◆ **Goal**
Without the pictures, repeat the listing character for character.

================================

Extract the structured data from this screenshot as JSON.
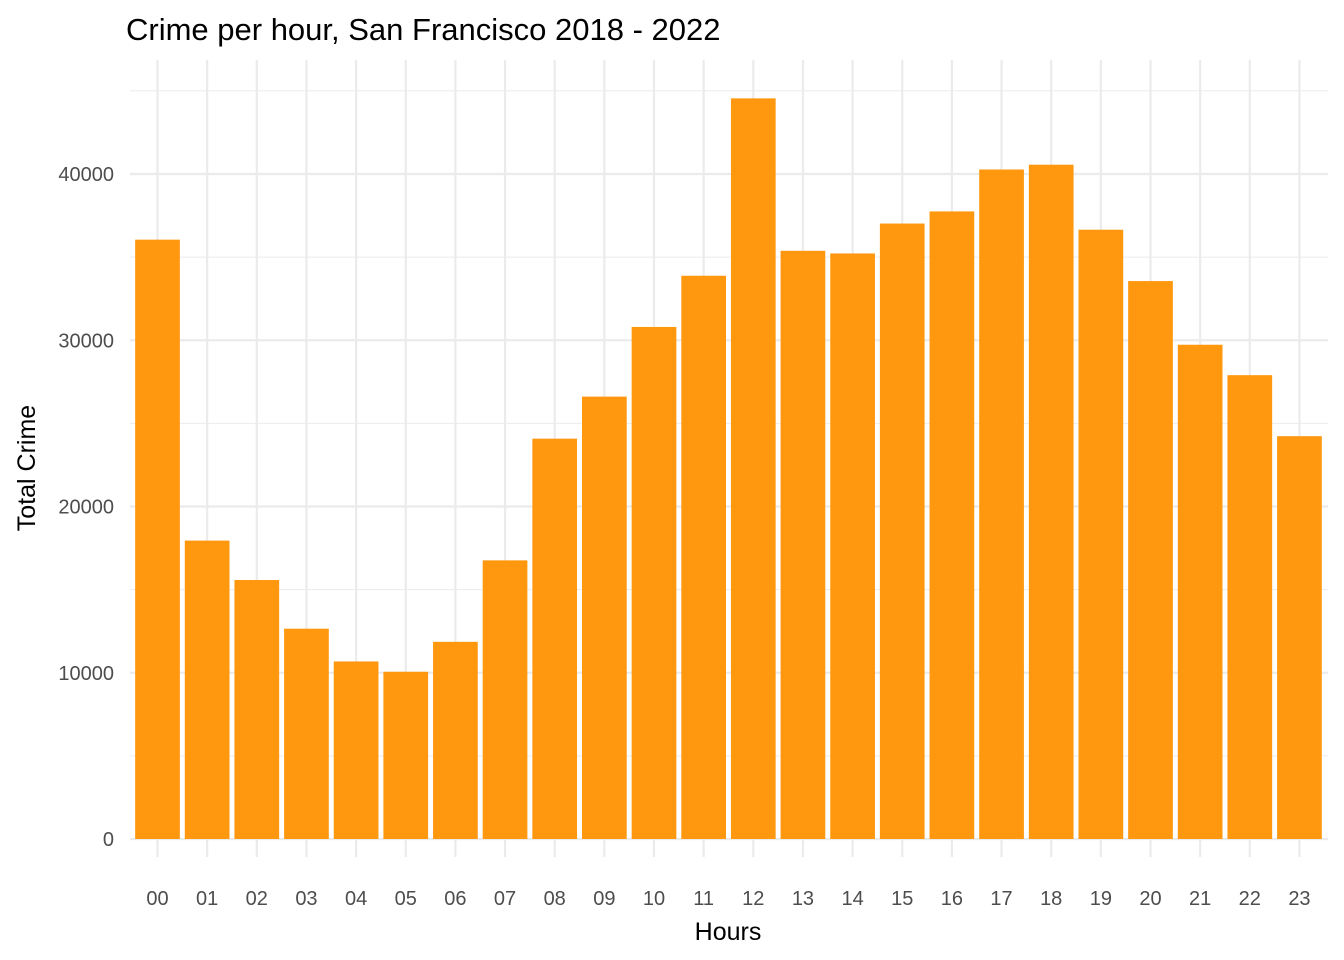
{
  "chart_data": {
    "type": "bar",
    "title": "Crime per hour, San Francisco 2018 - 2022",
    "xlabel": "Hours",
    "ylabel": "Total Crime",
    "categories": [
      "00",
      "01",
      "02",
      "03",
      "04",
      "05",
      "06",
      "07",
      "08",
      "09",
      "10",
      "11",
      "12",
      "13",
      "14",
      "15",
      "16",
      "17",
      "18",
      "19",
      "20",
      "21",
      "22",
      "23"
    ],
    "values": [
      36050,
      17950,
      15580,
      12650,
      10680,
      10060,
      11860,
      16760,
      24080,
      26610,
      30800,
      33880,
      44550,
      35380,
      35220,
      37020,
      37750,
      40270,
      40560,
      36650,
      33560,
      29730,
      27900,
      24230
    ],
    "ylim": [
      0,
      46650
    ],
    "yticks": [
      0,
      10000,
      20000,
      30000,
      40000
    ],
    "ytick_labels": [
      "0",
      "10000",
      "20000",
      "30000",
      "40000"
    ],
    "grid": true,
    "bar_color": "#ff980e",
    "legend": "none"
  }
}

================================

◆ **Answer to this task**
Extract the structured data from this screenshot as JSON.
{
  "chart_data": {
    "type": "bar",
    "title": "Crime per hour, San Francisco 2018 - 2022",
    "xlabel": "Hours",
    "ylabel": "Total Crime",
    "categories": [
      "00",
      "01",
      "02",
      "03",
      "04",
      "05",
      "06",
      "07",
      "08",
      "09",
      "10",
      "11",
      "12",
      "13",
      "14",
      "15",
      "16",
      "17",
      "18",
      "19",
      "20",
      "21",
      "22",
      "23"
    ],
    "values": [
      36050,
      17950,
      15580,
      12650,
      10680,
      10060,
      11860,
      16760,
      24080,
      26610,
      30800,
      33880,
      44550,
      35380,
      35220,
      37020,
      37750,
      40270,
      40560,
      36650,
      33560,
      29730,
      27900,
      24230
    ],
    "ylim": [
      0,
      46650
    ],
    "yticks": [
      0,
      10000,
      20000,
      30000,
      40000
    ],
    "ytick_labels": [
      "0",
      "10000",
      "20000",
      "30000",
      "40000"
    ],
    "grid": true,
    "bar_color": "#ff980e",
    "legend": "none"
  }
}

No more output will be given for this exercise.